» **TASK PROMPT**
Provide only the number of lines in the listing that contain the string "name".
..........
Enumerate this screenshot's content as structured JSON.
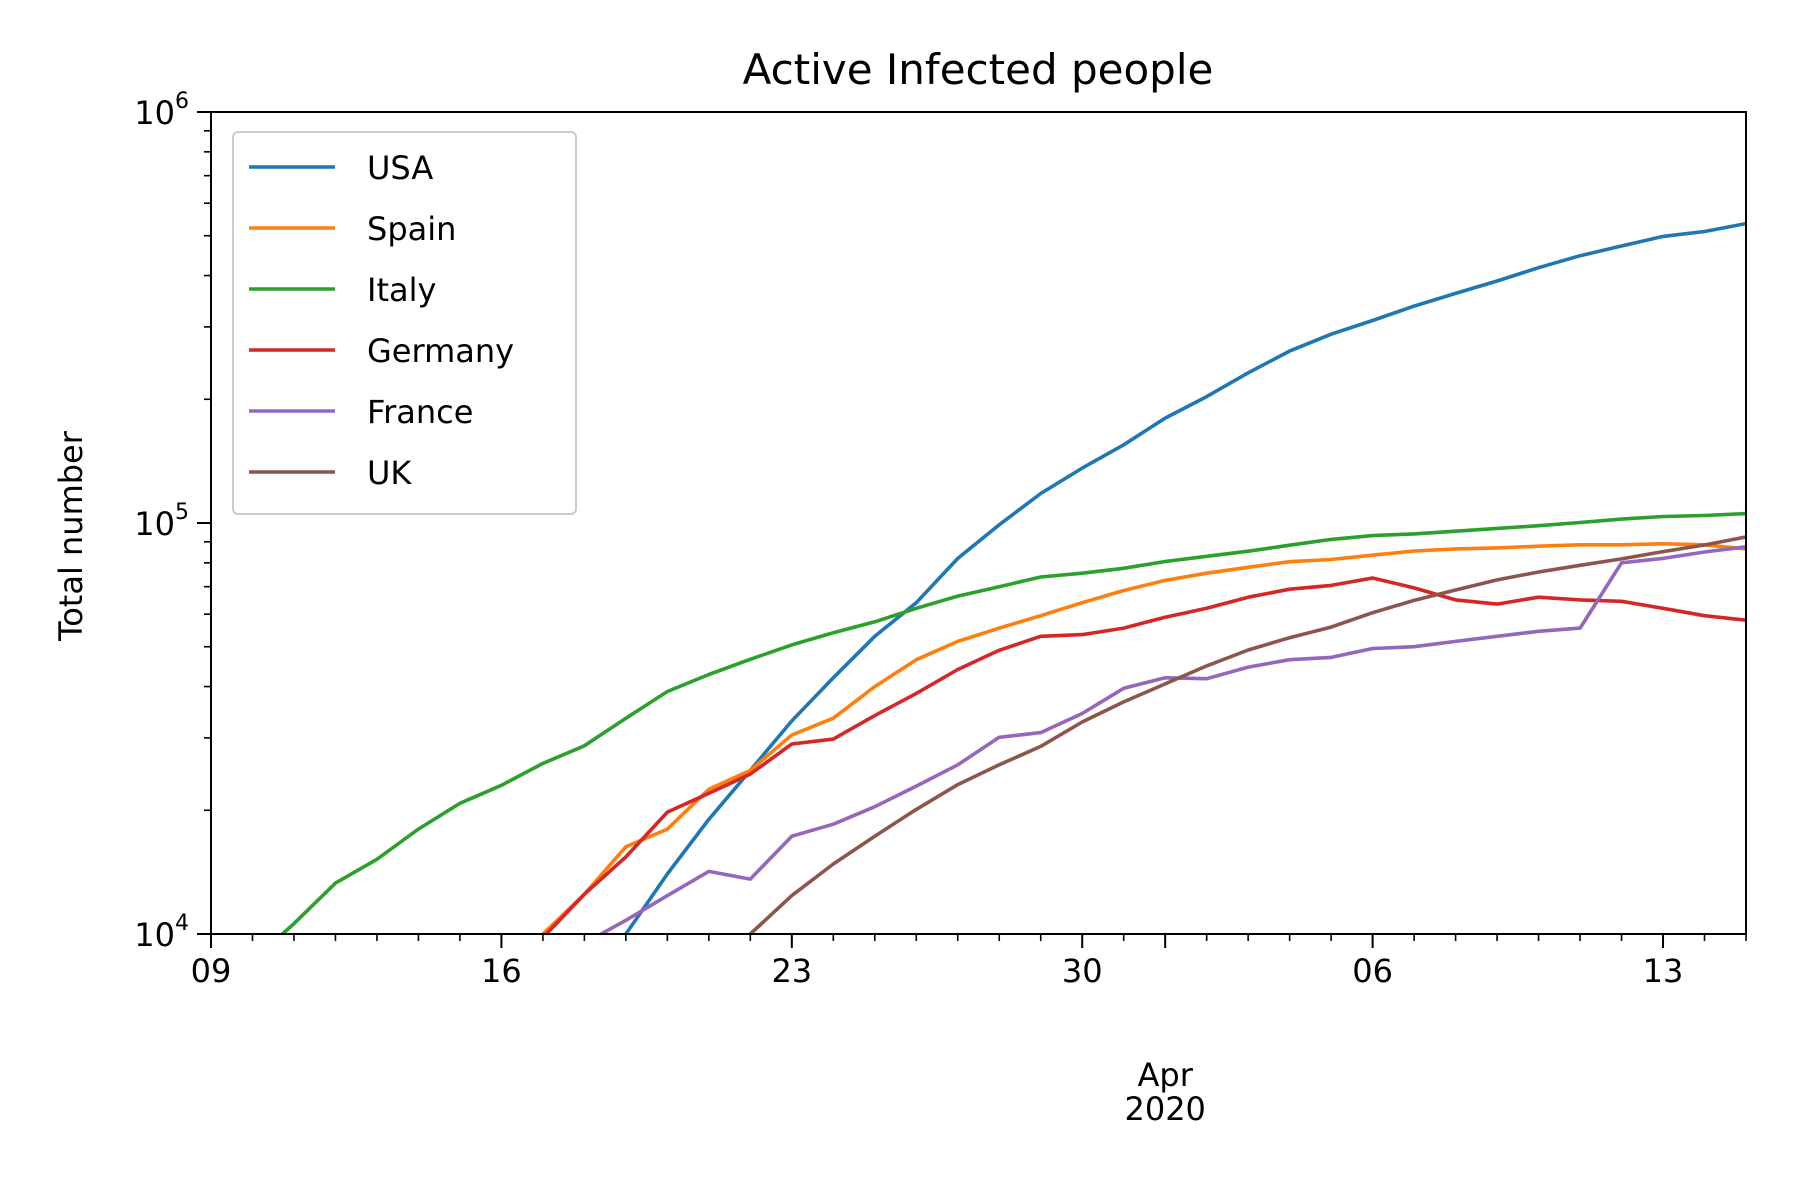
{
  "chart_data": {
    "type": "line",
    "title": "Active Infected people",
    "xlabel": "",
    "ylabel": "Total number",
    "yscale": "log",
    "ylim": [
      10000,
      1000000
    ],
    "xlim": [
      "2020-03-09",
      "2020-04-15"
    ],
    "x_tick_labels": [
      {
        "date": "2020-03-09",
        "label": "09"
      },
      {
        "date": "2020-03-16",
        "label": "16"
      },
      {
        "date": "2020-03-23",
        "label": "23"
      },
      {
        "date": "2020-03-30",
        "label": "30"
      },
      {
        "date": "2020-04-06",
        "label": "06"
      },
      {
        "date": "2020-04-13",
        "label": "13"
      }
    ],
    "x_month_label": {
      "date": "2020-04-01",
      "month": "Apr",
      "year": "2020"
    },
    "y_tick_labels": [
      {
        "value": 10000,
        "base": "10",
        "exp": "4"
      },
      {
        "value": 100000,
        "base": "10",
        "exp": "5"
      },
      {
        "value": 1000000,
        "base": "10",
        "exp": "6"
      }
    ],
    "grid": false,
    "legend_position": "top-left",
    "start_date": "2020-03-09",
    "series": [
      {
        "name": "USA",
        "color": "#1f77b4",
        "start_offset": 9,
        "values": [
          8800,
          10000,
          14000,
          19000,
          25000,
          33000,
          42000,
          53000,
          64000,
          82000,
          99000,
          118000,
          136000,
          155000,
          180000,
          203000,
          232000,
          262000,
          288000,
          311000,
          337000,
          362000,
          388000,
          418000,
          447000,
          472000,
          498000,
          512000,
          535000,
          560000
        ]
      },
      {
        "name": "Spain",
        "color": "#ff7f0e",
        "start_offset": 7,
        "values": [
          9000,
          10000,
          12500,
          16300,
          18000,
          22500,
          25000,
          30500,
          33500,
          40000,
          46500,
          51500,
          55500,
          59500,
          64000,
          68500,
          72500,
          75500,
          78000,
          80500,
          81500,
          83500,
          85500,
          86500,
          87000,
          87800,
          88500,
          88500,
          89000,
          88500,
          86500
        ]
      },
      {
        "name": "Italy",
        "color": "#2ca02c",
        "start_offset": 1,
        "values": [
          8600,
          10600,
          13300,
          15200,
          18000,
          20800,
          23000,
          26000,
          28700,
          33500,
          38900,
          42800,
          46600,
          50500,
          54100,
          57500,
          62000,
          66400,
          70000,
          73900,
          75500,
          77600,
          80600,
          83000,
          85400,
          88300,
          91200,
          93200,
          94100,
          95500,
          97000,
          98500,
          100300,
          102200,
          103700,
          104300,
          105400
        ]
      },
      {
        "name": "Germany",
        "color": "#d62728",
        "start_offset": 7,
        "values": [
          8500,
          9800,
          12500,
          15400,
          19800,
          22000,
          24500,
          29000,
          29800,
          34000,
          38500,
          44000,
          49000,
          53000,
          53500,
          55500,
          59000,
          62000,
          66000,
          69000,
          70500,
          73500,
          69500,
          65000,
          63500,
          66000,
          65000,
          64500,
          62000,
          59500,
          58000
        ]
      },
      {
        "name": "France",
        "color": "#9467bd",
        "start_offset": 9,
        "values": [
          9500,
          10800,
          12400,
          14200,
          13600,
          17300,
          18500,
          20400,
          22900,
          25800,
          30100,
          30900,
          34400,
          39600,
          42000,
          41800,
          44600,
          46500,
          47100,
          49500,
          50000,
          51500,
          53000,
          54500,
          55500,
          80000,
          82000,
          85000,
          87500,
          87000
        ]
      },
      {
        "name": "UK",
        "color": "#8c564b",
        "start_offset": 13,
        "values": [
          10000,
          12400,
          14800,
          17300,
          20100,
          23100,
          25800,
          28600,
          32800,
          36700,
          40600,
          44900,
          49100,
          52600,
          55800,
          60500,
          64800,
          68700,
          72700,
          76000,
          78900,
          81800,
          85200,
          88400,
          92500
        ]
      }
    ]
  }
}
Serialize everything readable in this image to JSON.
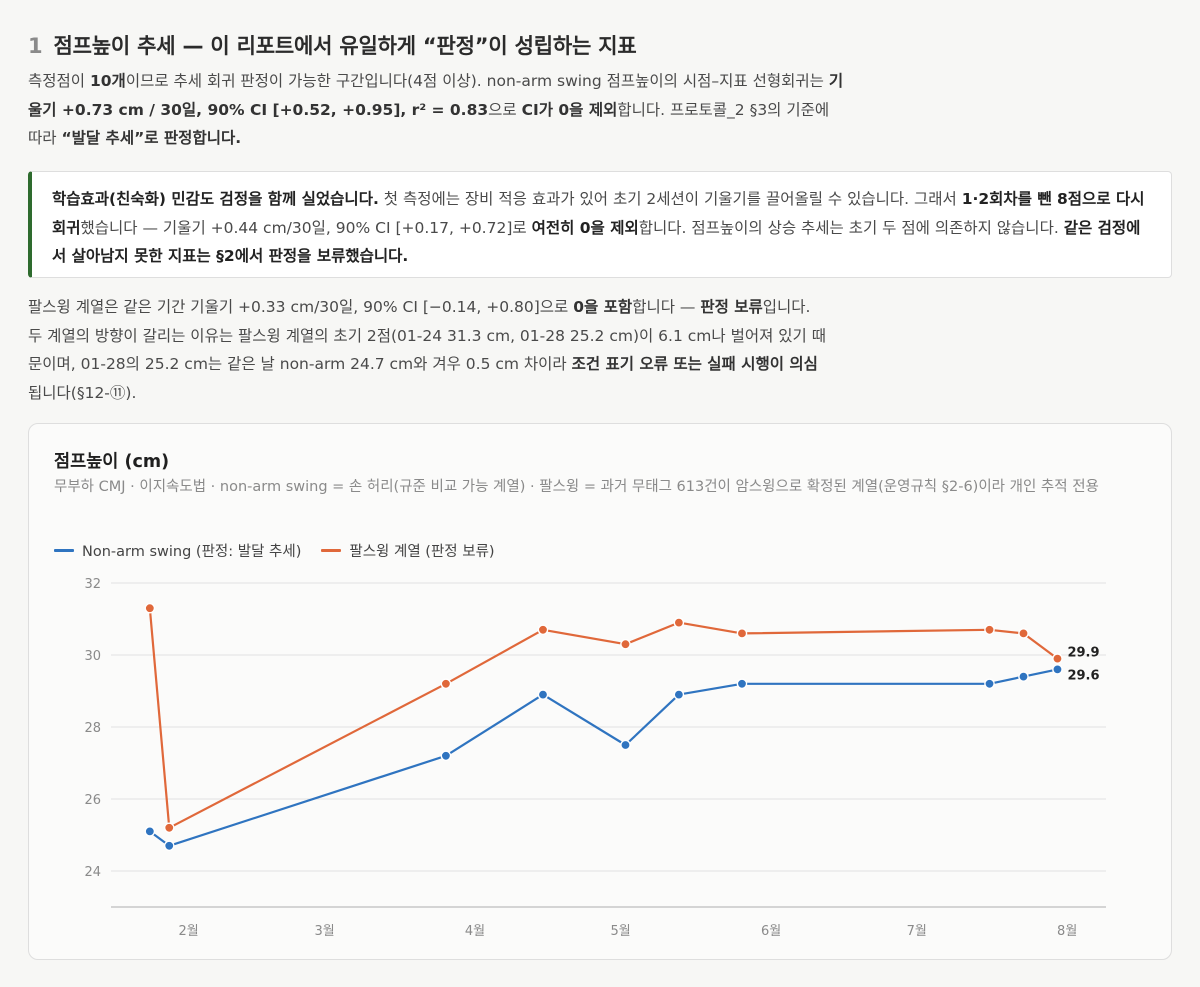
..........
» **ANSWER TO THE EXERCISE**
6